[Rows from a figure dataset]
* * * *
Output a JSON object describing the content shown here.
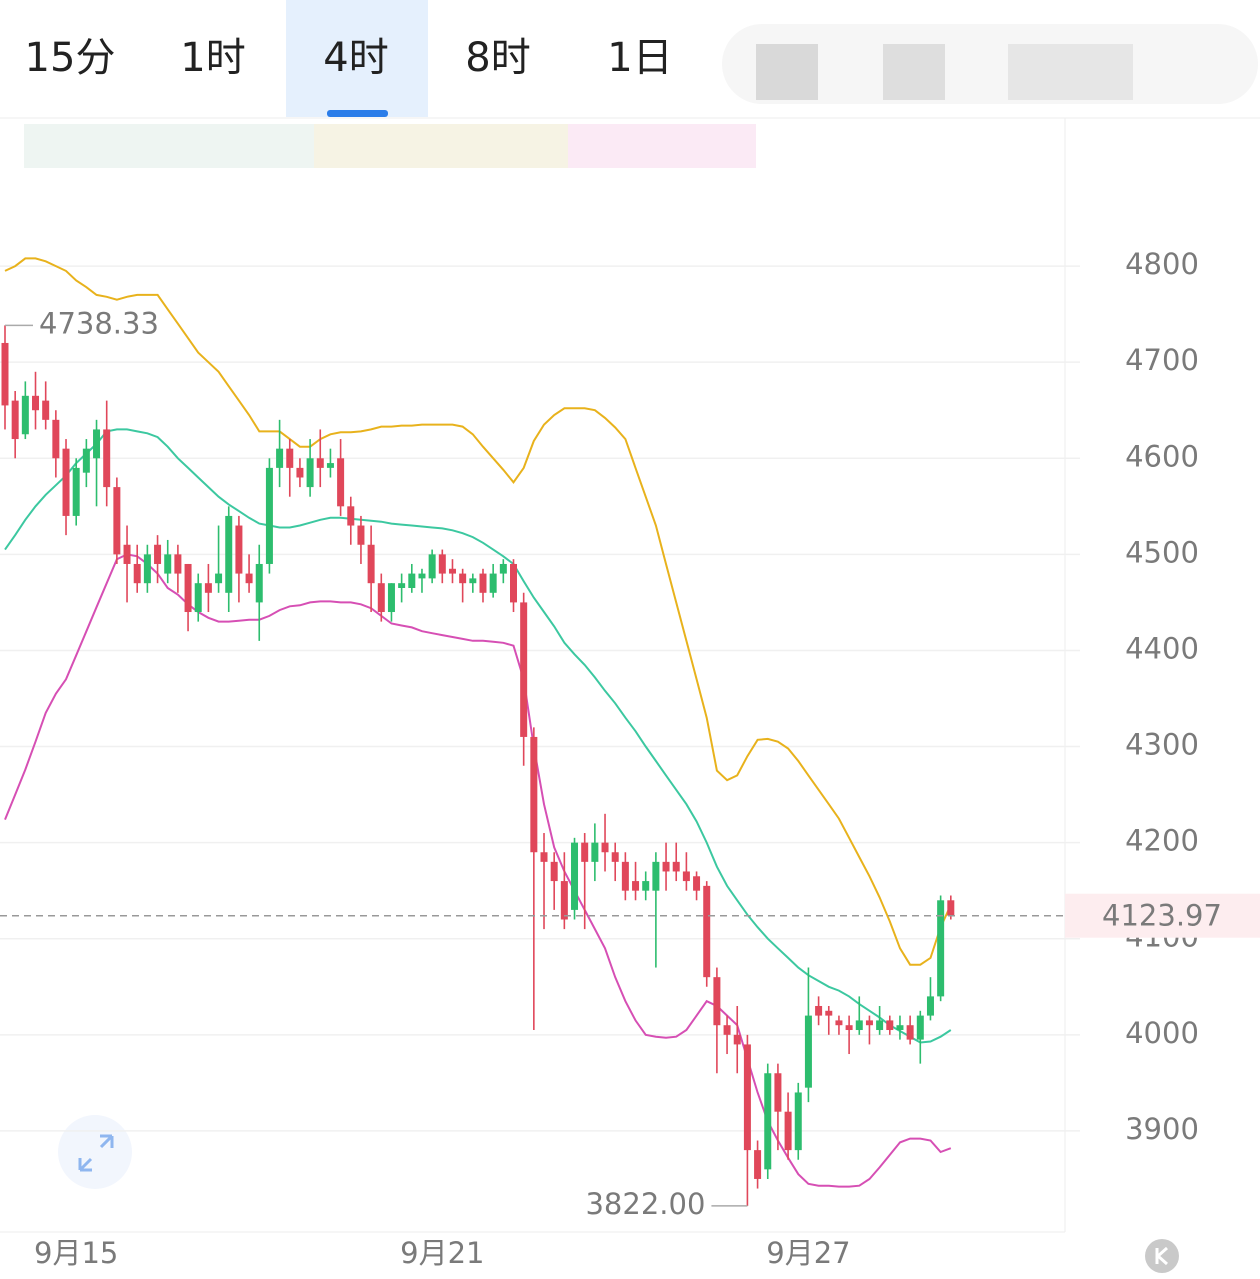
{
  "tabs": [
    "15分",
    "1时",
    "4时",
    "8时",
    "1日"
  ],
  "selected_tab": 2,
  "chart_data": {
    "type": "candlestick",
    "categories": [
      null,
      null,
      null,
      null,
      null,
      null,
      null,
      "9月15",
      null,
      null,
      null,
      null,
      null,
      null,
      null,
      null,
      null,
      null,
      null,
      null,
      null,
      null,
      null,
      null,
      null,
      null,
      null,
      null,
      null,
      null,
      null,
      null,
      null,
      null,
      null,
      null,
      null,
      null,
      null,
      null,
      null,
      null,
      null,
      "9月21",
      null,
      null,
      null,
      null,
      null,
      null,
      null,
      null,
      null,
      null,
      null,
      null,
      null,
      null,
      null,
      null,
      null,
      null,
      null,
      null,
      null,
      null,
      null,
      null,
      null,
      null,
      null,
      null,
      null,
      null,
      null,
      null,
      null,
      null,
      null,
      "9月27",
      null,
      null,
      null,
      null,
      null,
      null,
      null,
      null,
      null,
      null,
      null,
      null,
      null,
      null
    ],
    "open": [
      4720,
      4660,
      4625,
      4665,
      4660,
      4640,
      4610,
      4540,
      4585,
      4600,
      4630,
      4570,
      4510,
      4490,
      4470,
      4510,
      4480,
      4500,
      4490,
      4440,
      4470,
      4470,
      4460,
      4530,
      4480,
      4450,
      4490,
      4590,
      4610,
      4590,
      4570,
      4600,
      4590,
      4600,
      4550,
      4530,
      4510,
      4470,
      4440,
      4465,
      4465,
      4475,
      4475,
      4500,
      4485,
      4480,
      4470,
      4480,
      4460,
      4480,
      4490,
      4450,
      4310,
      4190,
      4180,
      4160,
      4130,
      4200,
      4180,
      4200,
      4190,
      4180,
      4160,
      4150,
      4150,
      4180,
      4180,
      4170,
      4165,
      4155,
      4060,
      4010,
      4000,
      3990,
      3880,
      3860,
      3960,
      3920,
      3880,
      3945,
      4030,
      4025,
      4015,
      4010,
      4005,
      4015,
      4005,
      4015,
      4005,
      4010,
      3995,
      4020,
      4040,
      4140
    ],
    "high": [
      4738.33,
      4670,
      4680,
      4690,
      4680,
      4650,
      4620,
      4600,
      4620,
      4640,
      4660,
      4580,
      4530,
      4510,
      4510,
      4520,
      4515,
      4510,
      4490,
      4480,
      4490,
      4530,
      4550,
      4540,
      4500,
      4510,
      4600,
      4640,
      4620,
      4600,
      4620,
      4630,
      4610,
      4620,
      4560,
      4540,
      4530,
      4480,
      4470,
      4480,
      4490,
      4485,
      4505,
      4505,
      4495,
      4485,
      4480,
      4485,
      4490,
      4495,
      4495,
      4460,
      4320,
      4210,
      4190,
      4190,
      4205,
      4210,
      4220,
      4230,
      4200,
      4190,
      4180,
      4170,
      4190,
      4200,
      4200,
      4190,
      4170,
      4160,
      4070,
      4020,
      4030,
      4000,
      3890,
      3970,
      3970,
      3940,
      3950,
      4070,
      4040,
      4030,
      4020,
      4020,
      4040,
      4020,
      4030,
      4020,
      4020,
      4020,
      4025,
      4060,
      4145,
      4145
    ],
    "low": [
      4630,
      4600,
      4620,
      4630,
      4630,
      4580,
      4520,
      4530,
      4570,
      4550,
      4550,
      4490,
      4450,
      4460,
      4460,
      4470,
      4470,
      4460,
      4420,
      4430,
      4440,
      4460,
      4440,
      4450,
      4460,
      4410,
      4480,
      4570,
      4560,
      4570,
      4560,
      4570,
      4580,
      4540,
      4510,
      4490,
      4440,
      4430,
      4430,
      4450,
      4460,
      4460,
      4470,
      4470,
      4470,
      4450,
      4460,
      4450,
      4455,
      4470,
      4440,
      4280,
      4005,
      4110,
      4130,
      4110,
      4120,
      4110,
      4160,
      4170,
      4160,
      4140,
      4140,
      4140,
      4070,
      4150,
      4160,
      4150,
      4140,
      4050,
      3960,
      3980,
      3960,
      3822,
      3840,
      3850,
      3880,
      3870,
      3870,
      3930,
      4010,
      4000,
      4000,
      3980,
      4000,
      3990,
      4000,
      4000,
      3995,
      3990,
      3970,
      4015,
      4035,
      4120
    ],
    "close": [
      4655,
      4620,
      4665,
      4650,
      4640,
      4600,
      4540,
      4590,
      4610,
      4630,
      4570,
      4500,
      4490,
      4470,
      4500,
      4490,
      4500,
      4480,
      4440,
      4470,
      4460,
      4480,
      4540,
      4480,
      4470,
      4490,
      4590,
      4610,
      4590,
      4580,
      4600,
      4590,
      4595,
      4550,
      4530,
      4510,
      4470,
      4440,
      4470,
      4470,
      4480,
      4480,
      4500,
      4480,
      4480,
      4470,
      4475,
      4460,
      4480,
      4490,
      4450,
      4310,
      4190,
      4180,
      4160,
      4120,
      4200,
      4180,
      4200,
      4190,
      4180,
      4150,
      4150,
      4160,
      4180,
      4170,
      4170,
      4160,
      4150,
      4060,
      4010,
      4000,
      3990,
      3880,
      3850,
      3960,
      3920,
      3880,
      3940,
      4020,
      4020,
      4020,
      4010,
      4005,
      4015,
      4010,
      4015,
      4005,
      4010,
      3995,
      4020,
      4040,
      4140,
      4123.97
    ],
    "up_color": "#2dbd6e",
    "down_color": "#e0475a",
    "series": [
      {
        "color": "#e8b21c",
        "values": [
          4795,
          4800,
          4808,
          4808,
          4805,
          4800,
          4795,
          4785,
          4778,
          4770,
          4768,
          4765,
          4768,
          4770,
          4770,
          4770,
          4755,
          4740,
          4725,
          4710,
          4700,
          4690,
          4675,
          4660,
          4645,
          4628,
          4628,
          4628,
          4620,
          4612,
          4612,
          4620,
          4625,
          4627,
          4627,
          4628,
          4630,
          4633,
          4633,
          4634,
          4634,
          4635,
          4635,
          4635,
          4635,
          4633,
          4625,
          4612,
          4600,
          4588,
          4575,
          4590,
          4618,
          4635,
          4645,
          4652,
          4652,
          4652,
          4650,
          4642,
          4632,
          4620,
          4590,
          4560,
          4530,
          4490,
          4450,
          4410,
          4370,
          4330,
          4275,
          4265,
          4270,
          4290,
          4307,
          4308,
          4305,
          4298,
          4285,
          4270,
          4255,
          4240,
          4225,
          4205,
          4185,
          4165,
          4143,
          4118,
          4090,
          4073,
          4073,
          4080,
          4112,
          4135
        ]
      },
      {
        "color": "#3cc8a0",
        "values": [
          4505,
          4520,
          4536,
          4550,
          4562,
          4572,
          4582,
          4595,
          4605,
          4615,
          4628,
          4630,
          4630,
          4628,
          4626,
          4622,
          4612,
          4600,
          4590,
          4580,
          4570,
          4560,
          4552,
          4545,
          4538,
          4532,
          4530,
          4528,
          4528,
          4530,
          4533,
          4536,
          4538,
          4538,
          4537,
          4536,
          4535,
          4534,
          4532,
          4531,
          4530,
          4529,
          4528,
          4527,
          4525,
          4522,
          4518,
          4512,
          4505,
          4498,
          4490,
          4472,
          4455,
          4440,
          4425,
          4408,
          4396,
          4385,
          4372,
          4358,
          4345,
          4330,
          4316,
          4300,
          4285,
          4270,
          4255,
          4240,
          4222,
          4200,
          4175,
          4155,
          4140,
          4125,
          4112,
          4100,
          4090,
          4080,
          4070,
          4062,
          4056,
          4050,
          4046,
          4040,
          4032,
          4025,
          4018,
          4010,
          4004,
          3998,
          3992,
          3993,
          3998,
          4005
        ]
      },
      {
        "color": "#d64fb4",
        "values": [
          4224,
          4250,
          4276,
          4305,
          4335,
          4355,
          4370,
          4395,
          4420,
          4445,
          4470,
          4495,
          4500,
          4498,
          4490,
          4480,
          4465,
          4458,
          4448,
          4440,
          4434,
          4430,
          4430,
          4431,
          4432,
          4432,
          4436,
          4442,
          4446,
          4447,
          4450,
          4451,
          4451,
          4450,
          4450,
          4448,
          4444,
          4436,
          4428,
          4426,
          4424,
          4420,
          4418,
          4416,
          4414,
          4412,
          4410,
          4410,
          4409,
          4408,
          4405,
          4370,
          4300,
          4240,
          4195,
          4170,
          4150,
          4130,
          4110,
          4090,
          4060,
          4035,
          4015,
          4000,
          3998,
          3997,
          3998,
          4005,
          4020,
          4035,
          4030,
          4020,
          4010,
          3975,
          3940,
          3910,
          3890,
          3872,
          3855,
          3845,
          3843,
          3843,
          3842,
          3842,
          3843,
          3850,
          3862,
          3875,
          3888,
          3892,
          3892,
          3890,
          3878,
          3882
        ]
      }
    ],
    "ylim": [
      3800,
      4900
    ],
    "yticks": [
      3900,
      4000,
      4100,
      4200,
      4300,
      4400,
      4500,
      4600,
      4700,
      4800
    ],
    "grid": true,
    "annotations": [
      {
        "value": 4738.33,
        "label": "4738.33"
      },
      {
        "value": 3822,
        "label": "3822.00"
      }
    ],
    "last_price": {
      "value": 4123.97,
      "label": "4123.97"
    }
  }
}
* * * *
- EXERCISE DETAILS: Where does the word "label" appear? Return each line that holds it.

- ANSWER FOR THE TASK:
        "label": "4738.33"
        "label": "3822.00"
      "label": "4123.97"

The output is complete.